— Start of Available data —

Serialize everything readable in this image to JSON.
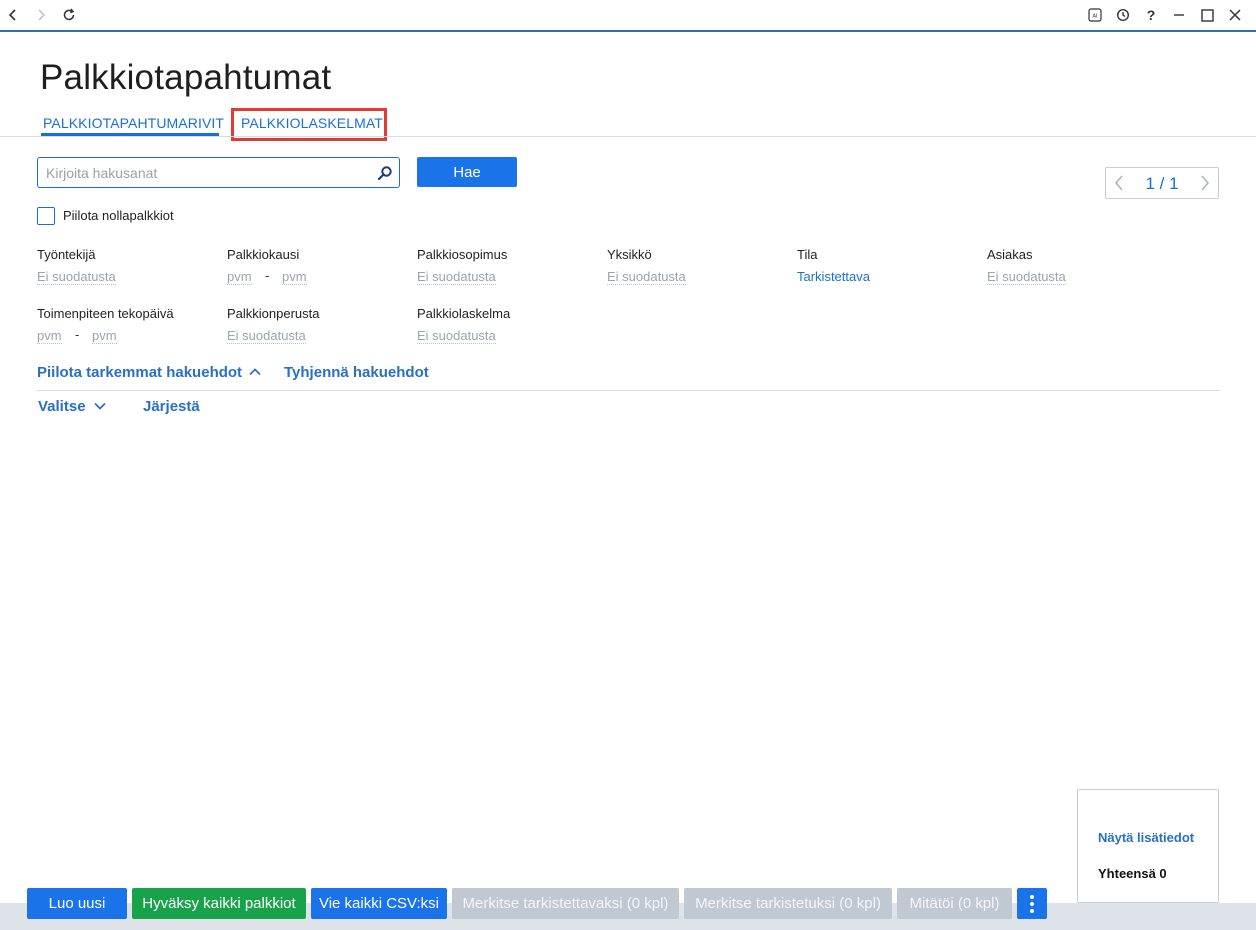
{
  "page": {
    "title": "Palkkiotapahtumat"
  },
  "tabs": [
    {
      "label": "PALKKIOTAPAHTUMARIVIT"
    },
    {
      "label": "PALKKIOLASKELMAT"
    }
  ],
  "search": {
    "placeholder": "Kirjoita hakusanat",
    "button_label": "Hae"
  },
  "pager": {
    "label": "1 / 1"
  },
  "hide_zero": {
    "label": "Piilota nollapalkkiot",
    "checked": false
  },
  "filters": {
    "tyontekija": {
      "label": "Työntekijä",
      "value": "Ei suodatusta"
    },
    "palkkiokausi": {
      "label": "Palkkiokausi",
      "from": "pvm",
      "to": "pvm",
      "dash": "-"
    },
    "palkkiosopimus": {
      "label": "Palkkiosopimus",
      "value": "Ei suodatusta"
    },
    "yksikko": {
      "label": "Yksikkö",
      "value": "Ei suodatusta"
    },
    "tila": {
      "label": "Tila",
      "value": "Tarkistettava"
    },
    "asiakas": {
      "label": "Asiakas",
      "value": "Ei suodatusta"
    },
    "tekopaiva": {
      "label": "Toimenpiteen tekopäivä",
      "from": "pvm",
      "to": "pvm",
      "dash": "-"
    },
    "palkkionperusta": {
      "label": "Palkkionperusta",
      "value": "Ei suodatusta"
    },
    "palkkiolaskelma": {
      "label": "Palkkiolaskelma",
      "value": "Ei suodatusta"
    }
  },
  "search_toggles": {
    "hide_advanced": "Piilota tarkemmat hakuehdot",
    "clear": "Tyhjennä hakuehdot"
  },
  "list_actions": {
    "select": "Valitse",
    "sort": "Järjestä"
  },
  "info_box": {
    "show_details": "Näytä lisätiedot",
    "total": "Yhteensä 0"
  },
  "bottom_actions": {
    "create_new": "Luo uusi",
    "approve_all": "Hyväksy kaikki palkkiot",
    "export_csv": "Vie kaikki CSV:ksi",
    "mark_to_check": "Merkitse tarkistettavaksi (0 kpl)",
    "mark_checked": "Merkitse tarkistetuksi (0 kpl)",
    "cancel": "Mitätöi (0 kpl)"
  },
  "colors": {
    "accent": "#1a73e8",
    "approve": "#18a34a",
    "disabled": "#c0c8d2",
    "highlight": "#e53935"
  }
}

— End of Available data —

*Exercise aim:* Retype everything in the material word for word, minus pictures.

*Solution:*
Serialize everything readable in this image to JSON.
{
  "page": {
    "title": "Palkkiotapahtumat"
  },
  "tabs": [
    {
      "label": "PALKKIOTAPAHTUMARIVIT"
    },
    {
      "label": "PALKKIOLASKELMAT"
    }
  ],
  "search": {
    "placeholder": "Kirjoita hakusanat",
    "button_label": "Hae"
  },
  "pager": {
    "label": "1 / 1"
  },
  "hide_zero": {
    "label": "Piilota nollapalkkiot",
    "checked": false
  },
  "filters": {
    "tyontekija": {
      "label": "Työntekijä",
      "value": "Ei suodatusta"
    },
    "palkkiokausi": {
      "label": "Palkkiokausi",
      "from": "pvm",
      "to": "pvm",
      "dash": "-"
    },
    "palkkiosopimus": {
      "label": "Palkkiosopimus",
      "value": "Ei suodatusta"
    },
    "yksikko": {
      "label": "Yksikkö",
      "value": "Ei suodatusta"
    },
    "tila": {
      "label": "Tila",
      "value": "Tarkistettava"
    },
    "asiakas": {
      "label": "Asiakas",
      "value": "Ei suodatusta"
    },
    "tekopaiva": {
      "label": "Toimenpiteen tekopäivä",
      "from": "pvm",
      "to": "pvm",
      "dash": "-"
    },
    "palkkionperusta": {
      "label": "Palkkionperusta",
      "value": "Ei suodatusta"
    },
    "palkkiolaskelma": {
      "label": "Palkkiolaskelma",
      "value": "Ei suodatusta"
    }
  },
  "search_toggles": {
    "hide_advanced": "Piilota tarkemmat hakuehdot",
    "clear": "Tyhjennä hakuehdot"
  },
  "list_actions": {
    "select": "Valitse",
    "sort": "Järjestä"
  },
  "info_box": {
    "show_details": "Näytä lisätiedot",
    "total": "Yhteensä 0"
  },
  "bottom_actions": {
    "create_new": "Luo uusi",
    "approve_all": "Hyväksy kaikki palkkiot",
    "export_csv": "Vie kaikki CSV:ksi",
    "mark_to_check": "Merkitse tarkistettavaksi (0 kpl)",
    "mark_checked": "Merkitse tarkistetuksi (0 kpl)",
    "cancel": "Mitätöi (0 kpl)"
  },
  "colors": {
    "accent": "#1a73e8",
    "approve": "#18a34a",
    "disabled": "#c0c8d2",
    "highlight": "#e53935"
  }
}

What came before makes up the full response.